[WHAT THE TASK REQUIRES]: In the listing below, locate the lines that hold the string "generally". Copy those lines.

Dataset items
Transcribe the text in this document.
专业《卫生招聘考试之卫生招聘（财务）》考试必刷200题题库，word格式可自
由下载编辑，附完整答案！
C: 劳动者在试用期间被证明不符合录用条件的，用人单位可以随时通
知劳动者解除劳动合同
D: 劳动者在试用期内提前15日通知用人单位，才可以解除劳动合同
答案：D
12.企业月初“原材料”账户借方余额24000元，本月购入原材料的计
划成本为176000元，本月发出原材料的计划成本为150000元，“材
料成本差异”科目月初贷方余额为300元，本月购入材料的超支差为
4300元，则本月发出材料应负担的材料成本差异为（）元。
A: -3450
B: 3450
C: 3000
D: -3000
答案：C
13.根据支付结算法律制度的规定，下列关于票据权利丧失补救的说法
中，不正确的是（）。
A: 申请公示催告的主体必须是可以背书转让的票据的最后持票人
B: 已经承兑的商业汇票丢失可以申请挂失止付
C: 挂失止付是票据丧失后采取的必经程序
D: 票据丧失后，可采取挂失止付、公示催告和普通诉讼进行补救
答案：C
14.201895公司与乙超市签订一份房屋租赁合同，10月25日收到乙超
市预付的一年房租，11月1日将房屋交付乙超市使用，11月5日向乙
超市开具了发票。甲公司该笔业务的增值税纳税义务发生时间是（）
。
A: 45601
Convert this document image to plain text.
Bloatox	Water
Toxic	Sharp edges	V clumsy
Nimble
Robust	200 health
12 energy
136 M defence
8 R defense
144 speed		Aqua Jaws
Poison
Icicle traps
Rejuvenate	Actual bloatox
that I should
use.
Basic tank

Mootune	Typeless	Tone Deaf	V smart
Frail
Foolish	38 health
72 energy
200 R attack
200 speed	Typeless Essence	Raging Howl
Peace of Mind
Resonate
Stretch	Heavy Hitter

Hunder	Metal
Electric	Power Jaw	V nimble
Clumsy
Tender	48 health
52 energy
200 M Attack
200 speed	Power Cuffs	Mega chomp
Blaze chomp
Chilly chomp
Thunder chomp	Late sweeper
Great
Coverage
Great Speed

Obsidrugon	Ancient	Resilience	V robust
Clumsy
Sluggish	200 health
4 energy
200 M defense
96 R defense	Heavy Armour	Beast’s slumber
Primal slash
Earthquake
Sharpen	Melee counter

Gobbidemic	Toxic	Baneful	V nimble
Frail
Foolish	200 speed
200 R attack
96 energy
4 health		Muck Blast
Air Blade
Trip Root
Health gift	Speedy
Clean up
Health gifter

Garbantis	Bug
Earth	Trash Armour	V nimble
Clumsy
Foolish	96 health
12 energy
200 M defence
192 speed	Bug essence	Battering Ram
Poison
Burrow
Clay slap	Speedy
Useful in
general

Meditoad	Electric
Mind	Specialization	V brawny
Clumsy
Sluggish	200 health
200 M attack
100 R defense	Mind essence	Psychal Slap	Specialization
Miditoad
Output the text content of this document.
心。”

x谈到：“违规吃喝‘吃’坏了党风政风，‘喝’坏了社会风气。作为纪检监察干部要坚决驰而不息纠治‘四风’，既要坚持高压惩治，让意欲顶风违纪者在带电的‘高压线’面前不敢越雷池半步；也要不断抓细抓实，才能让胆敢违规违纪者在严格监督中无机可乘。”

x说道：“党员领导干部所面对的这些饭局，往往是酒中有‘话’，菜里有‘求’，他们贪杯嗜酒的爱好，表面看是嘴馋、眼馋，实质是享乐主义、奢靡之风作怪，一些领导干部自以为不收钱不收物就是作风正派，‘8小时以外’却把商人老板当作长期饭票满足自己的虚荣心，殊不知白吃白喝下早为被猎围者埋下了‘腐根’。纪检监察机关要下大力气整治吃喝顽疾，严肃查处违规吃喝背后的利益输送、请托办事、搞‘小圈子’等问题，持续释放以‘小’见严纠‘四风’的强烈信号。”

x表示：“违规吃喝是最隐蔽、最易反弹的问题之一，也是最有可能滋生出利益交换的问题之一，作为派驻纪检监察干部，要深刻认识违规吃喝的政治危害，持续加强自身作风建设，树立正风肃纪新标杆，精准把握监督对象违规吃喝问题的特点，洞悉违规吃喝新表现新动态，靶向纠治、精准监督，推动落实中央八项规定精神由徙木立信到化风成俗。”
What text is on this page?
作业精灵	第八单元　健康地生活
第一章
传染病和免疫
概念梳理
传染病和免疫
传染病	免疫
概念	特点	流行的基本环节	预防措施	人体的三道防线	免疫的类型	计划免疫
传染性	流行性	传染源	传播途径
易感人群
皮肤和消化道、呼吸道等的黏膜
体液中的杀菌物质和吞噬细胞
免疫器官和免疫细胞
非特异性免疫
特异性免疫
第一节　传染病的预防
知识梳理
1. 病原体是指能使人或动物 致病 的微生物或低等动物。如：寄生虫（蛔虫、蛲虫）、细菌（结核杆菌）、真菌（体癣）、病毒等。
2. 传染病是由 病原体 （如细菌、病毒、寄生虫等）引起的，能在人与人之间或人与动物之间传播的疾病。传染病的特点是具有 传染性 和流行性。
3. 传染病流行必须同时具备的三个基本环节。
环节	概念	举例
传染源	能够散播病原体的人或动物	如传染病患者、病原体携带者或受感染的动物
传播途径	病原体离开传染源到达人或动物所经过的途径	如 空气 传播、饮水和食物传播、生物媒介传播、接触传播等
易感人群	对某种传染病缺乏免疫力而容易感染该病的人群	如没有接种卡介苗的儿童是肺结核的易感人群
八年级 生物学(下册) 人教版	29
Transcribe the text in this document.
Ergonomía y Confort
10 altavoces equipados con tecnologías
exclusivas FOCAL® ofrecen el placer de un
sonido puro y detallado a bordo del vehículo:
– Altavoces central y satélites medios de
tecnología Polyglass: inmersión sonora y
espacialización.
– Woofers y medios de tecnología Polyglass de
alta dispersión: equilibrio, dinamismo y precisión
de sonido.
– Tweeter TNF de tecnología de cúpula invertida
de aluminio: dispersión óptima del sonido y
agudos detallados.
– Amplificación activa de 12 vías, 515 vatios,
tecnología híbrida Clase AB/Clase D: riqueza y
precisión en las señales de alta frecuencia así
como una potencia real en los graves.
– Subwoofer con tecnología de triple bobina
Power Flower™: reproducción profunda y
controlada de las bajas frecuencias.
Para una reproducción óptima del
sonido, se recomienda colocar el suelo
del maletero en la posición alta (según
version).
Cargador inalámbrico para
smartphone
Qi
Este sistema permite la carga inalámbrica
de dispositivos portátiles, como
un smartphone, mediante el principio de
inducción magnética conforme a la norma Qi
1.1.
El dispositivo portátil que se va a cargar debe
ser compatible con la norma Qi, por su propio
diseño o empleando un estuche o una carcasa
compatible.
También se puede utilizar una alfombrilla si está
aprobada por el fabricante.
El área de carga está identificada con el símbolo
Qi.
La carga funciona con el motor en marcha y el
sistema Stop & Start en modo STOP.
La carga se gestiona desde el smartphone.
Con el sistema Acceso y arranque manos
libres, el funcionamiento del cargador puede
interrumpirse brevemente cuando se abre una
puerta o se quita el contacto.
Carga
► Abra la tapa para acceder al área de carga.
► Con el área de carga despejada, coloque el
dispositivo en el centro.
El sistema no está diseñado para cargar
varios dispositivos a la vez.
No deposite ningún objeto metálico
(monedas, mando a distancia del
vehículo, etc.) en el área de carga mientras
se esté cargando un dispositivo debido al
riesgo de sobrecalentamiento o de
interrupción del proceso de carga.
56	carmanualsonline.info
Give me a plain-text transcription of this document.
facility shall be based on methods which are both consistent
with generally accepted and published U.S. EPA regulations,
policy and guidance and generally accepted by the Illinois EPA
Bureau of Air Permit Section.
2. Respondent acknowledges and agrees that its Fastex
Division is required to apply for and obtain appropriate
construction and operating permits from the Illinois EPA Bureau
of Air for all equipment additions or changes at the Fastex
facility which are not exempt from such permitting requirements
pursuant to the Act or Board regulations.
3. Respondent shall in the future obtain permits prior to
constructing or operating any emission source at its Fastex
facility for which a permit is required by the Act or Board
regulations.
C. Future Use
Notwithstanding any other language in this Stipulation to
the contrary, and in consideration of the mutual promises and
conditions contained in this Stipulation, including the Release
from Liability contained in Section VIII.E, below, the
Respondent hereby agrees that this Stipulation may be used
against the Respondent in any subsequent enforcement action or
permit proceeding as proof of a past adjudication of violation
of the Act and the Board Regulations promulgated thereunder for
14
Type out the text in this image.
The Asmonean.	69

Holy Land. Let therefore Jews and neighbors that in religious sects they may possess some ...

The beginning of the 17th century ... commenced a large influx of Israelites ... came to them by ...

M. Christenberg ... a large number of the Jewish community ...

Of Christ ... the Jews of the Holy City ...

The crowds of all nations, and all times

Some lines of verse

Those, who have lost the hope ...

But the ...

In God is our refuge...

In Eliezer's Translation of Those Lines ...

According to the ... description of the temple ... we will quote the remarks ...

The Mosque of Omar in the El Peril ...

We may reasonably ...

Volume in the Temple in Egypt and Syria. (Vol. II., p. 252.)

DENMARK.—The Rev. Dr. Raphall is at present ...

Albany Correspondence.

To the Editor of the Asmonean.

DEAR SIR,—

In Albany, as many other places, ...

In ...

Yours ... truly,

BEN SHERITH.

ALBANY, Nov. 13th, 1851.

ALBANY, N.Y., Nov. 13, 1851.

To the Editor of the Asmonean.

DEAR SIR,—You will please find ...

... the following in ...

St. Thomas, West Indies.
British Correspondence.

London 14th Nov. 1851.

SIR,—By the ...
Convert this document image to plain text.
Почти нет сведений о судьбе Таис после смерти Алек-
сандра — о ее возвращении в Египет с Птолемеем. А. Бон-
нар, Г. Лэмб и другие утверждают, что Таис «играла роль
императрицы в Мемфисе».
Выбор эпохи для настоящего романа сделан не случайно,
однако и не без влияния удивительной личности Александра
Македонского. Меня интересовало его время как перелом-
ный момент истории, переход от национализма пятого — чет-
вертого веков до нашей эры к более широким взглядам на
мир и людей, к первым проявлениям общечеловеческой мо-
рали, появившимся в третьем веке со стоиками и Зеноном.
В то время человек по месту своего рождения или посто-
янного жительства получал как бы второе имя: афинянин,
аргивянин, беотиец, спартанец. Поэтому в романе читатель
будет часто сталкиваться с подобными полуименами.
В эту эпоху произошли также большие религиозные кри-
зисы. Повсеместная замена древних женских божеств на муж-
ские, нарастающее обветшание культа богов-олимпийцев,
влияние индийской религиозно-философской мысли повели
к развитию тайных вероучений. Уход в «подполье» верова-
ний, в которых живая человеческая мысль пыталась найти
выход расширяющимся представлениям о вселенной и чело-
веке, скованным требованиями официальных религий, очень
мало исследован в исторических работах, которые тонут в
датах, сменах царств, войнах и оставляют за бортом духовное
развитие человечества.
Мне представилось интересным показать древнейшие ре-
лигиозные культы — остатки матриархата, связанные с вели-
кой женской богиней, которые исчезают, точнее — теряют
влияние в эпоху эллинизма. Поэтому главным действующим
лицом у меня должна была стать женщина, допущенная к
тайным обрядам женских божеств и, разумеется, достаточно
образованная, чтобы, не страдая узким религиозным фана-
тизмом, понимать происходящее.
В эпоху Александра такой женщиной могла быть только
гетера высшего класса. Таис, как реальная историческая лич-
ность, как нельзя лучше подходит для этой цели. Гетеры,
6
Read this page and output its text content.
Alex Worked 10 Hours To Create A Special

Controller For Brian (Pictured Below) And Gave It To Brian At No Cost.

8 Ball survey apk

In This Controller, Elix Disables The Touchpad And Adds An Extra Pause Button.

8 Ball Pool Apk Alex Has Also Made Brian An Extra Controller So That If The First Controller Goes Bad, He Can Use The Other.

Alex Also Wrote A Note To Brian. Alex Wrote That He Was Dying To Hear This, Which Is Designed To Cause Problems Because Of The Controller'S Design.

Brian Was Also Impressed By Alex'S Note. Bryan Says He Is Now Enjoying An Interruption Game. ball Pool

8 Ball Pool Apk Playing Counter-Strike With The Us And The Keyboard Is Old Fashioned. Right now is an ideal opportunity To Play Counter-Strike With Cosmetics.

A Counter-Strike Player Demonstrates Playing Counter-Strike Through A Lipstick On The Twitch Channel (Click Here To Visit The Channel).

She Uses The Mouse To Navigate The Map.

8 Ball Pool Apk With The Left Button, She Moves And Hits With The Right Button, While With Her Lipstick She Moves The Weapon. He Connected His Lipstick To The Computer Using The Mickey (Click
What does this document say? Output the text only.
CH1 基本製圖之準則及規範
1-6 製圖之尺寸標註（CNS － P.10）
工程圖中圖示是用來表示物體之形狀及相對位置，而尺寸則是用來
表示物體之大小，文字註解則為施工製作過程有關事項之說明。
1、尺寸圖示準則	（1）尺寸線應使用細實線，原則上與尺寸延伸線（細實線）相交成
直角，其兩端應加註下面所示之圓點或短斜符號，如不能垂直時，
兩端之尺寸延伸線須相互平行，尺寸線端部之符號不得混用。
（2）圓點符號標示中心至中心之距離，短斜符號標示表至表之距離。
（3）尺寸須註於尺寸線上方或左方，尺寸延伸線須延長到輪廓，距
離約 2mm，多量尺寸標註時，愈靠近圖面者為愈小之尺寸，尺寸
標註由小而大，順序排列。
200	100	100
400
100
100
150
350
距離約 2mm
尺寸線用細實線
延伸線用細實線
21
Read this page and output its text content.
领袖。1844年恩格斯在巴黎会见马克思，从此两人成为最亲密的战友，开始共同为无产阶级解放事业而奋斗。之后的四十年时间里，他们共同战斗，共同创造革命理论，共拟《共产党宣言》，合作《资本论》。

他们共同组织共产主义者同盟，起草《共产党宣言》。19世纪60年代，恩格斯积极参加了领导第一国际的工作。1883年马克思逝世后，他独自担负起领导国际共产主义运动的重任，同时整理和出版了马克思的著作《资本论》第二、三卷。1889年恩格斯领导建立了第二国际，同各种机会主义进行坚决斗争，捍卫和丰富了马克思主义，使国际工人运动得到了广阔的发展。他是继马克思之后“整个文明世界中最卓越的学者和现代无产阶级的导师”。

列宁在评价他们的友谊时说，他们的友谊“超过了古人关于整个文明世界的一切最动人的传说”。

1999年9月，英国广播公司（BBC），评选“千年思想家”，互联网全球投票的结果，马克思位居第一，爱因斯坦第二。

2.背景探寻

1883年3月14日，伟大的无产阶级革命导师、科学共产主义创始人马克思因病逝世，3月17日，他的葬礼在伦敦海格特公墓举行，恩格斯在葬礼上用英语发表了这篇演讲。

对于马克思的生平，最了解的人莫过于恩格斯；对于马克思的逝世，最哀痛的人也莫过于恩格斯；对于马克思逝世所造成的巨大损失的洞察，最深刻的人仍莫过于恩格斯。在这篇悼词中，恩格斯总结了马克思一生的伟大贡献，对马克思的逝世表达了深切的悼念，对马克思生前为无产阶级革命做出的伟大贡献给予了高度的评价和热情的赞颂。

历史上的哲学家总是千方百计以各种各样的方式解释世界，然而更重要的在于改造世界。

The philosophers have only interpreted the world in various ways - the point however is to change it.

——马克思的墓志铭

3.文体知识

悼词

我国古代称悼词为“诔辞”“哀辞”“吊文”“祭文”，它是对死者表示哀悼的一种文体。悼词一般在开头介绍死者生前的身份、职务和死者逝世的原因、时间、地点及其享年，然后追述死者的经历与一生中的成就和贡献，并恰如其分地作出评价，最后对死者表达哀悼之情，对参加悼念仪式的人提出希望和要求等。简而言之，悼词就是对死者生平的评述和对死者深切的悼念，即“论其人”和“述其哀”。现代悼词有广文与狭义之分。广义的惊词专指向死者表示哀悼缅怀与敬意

[RESULT]:
with generally accepted and published U.S. EPA regulations,
policy and guidance and generally accepted by the Illinois EPA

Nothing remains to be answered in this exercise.